Locate the string "ylabel" in the records below. Copy every line where it occurs.

+++ Records provided

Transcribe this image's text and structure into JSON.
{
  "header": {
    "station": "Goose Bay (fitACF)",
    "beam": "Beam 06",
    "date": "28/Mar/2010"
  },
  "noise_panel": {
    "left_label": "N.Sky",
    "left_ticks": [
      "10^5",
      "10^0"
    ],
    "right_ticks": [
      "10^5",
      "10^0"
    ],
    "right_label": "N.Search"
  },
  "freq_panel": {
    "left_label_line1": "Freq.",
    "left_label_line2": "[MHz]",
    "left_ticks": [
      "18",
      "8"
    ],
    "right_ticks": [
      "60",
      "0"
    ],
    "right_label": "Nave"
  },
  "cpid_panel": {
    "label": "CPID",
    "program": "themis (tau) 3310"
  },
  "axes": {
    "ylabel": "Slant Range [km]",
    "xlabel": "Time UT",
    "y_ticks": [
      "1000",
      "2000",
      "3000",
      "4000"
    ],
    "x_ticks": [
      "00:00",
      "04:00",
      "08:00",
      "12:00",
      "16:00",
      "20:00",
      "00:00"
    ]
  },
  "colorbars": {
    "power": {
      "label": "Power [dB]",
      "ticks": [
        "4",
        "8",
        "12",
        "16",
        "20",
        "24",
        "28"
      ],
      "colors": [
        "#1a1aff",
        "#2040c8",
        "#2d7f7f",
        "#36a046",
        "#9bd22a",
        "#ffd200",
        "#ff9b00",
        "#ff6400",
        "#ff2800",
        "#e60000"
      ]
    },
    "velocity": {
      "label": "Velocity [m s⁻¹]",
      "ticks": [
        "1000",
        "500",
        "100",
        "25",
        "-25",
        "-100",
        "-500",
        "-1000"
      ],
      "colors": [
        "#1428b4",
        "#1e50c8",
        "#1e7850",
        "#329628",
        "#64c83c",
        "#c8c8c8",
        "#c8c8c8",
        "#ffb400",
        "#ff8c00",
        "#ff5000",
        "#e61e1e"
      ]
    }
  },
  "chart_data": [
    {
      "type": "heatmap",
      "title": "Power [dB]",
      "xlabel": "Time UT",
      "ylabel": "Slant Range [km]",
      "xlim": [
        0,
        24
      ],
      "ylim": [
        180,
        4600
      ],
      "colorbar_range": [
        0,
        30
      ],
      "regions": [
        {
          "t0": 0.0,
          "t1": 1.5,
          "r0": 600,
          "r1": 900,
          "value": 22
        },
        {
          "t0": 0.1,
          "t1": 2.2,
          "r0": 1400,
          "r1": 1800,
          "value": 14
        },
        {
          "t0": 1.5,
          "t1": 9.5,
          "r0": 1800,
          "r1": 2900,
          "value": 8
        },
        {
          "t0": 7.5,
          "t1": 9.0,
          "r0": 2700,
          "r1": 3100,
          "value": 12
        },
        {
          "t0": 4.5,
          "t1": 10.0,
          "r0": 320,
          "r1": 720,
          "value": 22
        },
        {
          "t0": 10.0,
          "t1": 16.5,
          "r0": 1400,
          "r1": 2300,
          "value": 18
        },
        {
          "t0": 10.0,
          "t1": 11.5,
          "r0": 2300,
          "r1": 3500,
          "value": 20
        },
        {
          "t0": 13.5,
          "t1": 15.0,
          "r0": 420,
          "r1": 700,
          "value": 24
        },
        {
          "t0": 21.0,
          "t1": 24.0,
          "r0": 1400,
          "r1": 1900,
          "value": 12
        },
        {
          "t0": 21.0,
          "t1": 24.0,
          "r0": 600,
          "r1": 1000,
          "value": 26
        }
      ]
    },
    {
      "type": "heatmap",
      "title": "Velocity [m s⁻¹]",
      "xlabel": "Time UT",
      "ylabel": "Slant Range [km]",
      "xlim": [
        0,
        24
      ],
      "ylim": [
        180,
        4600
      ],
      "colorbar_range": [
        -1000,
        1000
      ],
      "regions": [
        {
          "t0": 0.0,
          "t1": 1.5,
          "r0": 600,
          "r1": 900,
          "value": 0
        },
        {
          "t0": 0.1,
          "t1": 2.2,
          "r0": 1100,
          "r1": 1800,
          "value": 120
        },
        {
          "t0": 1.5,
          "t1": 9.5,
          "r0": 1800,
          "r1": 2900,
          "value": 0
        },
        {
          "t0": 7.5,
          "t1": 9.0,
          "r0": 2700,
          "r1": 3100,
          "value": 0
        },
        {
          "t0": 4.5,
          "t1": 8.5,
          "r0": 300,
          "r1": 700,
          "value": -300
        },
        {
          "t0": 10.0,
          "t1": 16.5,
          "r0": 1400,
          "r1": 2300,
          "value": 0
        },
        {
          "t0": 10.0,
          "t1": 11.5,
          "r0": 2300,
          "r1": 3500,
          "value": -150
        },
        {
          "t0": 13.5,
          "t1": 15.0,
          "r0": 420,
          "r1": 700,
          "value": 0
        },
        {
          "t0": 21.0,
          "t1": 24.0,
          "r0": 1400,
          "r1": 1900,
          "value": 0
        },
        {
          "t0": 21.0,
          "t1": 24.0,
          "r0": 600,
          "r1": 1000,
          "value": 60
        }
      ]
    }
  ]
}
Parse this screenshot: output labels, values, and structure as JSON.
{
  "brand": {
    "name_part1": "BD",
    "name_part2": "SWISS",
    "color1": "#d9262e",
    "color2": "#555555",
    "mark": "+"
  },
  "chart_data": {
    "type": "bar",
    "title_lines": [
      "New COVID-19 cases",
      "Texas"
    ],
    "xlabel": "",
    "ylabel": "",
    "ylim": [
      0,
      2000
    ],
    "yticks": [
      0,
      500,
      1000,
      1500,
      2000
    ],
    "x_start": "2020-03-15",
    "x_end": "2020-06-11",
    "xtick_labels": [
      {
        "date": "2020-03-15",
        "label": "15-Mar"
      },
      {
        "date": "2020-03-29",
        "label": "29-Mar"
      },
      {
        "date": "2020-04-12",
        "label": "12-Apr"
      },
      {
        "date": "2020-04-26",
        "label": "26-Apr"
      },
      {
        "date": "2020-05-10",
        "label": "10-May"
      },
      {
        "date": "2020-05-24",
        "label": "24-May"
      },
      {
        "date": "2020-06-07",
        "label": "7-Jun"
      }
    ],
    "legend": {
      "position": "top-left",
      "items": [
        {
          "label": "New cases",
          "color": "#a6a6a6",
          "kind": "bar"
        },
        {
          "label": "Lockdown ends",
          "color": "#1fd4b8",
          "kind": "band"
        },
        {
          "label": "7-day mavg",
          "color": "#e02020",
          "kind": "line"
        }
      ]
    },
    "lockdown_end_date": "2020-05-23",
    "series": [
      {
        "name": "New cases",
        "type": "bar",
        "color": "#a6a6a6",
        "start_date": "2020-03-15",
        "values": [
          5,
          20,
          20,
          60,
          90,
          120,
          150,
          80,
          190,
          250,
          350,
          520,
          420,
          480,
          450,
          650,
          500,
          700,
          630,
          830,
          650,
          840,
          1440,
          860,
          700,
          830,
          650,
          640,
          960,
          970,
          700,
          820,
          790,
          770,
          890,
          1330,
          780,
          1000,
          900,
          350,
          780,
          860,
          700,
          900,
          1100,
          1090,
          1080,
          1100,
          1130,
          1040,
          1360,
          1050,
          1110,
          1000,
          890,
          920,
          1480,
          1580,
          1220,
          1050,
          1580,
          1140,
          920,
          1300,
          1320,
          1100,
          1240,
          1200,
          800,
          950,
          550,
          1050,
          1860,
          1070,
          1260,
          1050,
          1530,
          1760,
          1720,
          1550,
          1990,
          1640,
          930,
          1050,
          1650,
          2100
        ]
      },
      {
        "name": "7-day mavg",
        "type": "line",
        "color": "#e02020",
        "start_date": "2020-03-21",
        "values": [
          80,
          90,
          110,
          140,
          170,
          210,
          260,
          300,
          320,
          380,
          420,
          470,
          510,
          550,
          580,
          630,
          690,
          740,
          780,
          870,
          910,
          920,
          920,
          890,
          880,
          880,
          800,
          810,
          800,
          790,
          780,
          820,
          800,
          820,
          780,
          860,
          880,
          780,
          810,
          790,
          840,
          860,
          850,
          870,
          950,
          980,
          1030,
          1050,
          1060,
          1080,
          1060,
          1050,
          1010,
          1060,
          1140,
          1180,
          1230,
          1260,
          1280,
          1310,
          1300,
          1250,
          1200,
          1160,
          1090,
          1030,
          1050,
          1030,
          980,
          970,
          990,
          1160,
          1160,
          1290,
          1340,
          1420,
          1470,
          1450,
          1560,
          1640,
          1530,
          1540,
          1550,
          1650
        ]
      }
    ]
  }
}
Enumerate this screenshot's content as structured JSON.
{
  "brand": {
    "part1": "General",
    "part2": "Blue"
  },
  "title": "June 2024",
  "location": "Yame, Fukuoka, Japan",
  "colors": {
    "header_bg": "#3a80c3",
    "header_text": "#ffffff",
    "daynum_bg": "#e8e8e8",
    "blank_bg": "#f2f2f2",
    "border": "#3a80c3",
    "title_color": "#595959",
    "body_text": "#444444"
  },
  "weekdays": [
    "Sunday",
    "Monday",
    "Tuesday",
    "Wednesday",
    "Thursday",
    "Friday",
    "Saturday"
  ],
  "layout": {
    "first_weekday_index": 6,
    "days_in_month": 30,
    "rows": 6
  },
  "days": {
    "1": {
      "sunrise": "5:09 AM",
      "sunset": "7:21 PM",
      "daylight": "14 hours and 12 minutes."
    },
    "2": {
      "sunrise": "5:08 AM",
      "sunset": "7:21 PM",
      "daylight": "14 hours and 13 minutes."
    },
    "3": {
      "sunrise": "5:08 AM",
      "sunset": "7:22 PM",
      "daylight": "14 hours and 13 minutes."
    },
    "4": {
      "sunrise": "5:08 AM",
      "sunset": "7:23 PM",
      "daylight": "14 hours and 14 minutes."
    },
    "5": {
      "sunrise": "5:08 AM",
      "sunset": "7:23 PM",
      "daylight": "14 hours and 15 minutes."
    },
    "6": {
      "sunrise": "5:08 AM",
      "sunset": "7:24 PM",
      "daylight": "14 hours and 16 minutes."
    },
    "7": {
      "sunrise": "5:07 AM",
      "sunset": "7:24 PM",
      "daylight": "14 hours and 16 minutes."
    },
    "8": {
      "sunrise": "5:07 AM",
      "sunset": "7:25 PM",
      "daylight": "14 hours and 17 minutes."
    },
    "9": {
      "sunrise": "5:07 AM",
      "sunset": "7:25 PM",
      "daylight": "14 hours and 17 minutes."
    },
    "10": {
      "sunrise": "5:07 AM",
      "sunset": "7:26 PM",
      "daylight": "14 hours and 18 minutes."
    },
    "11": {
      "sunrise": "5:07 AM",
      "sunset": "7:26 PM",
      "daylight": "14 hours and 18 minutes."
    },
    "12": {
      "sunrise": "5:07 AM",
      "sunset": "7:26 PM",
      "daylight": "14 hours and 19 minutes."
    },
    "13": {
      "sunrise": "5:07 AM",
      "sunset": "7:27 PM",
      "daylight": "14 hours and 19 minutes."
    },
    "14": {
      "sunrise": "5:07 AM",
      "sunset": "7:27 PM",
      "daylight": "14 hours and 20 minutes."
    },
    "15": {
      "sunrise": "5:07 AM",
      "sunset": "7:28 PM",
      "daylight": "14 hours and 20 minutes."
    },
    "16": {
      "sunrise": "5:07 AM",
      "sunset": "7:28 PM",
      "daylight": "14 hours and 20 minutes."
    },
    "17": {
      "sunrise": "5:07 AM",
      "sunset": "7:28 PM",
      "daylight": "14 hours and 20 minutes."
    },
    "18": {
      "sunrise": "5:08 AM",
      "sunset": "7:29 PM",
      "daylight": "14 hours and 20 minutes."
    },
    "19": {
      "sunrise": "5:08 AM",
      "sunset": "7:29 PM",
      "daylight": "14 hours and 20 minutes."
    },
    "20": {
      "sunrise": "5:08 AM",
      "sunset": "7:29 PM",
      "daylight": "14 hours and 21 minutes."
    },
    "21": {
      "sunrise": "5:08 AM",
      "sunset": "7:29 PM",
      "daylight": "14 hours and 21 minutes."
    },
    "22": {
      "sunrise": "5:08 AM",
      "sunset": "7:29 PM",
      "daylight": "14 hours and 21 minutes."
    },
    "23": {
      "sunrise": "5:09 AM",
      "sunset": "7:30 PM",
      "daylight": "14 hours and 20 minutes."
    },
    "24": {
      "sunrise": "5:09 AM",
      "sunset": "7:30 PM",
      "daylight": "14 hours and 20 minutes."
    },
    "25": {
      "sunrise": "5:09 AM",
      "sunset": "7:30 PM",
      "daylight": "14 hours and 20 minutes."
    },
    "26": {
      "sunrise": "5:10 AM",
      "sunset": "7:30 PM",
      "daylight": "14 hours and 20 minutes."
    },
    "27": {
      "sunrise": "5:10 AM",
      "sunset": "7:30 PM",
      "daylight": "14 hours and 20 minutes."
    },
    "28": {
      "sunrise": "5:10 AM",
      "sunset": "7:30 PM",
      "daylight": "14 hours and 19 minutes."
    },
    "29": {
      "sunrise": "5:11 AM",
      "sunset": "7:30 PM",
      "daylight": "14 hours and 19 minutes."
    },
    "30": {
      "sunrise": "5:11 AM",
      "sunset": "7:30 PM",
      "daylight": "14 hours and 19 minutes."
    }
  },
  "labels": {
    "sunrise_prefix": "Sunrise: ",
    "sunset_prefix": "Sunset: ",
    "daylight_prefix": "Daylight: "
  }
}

++++++

Result of the task:
    "ylabel": "Slant Range [km]",
      "ylabel": "Slant Range [km]",
      "ylabel": "Slant Range [km]",
    "ylabel": "",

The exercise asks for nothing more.